Your instructions: Give the number of lines in this listing that contain "title", with no other words.

Supplied records:
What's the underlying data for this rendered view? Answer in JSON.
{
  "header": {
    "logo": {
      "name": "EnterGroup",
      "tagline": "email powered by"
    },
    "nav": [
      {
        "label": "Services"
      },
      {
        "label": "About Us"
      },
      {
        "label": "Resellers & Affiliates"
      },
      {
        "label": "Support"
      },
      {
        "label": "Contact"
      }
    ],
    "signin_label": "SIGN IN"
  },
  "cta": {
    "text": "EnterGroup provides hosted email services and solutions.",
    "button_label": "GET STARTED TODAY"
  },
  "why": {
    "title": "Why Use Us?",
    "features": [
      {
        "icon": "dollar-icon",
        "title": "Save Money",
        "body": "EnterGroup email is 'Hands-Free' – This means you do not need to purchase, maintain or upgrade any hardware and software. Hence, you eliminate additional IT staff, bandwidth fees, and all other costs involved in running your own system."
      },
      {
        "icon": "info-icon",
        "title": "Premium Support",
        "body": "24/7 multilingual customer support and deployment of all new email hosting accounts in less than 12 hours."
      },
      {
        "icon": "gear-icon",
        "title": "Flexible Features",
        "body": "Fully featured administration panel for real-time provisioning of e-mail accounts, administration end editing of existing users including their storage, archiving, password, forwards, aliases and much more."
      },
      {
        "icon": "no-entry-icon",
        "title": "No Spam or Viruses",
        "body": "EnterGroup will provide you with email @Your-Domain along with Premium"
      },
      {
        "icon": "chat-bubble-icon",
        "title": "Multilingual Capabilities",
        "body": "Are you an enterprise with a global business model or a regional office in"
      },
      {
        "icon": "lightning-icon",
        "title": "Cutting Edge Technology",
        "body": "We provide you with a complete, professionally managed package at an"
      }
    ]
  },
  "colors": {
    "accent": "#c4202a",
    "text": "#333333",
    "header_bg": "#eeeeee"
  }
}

Answer space: 7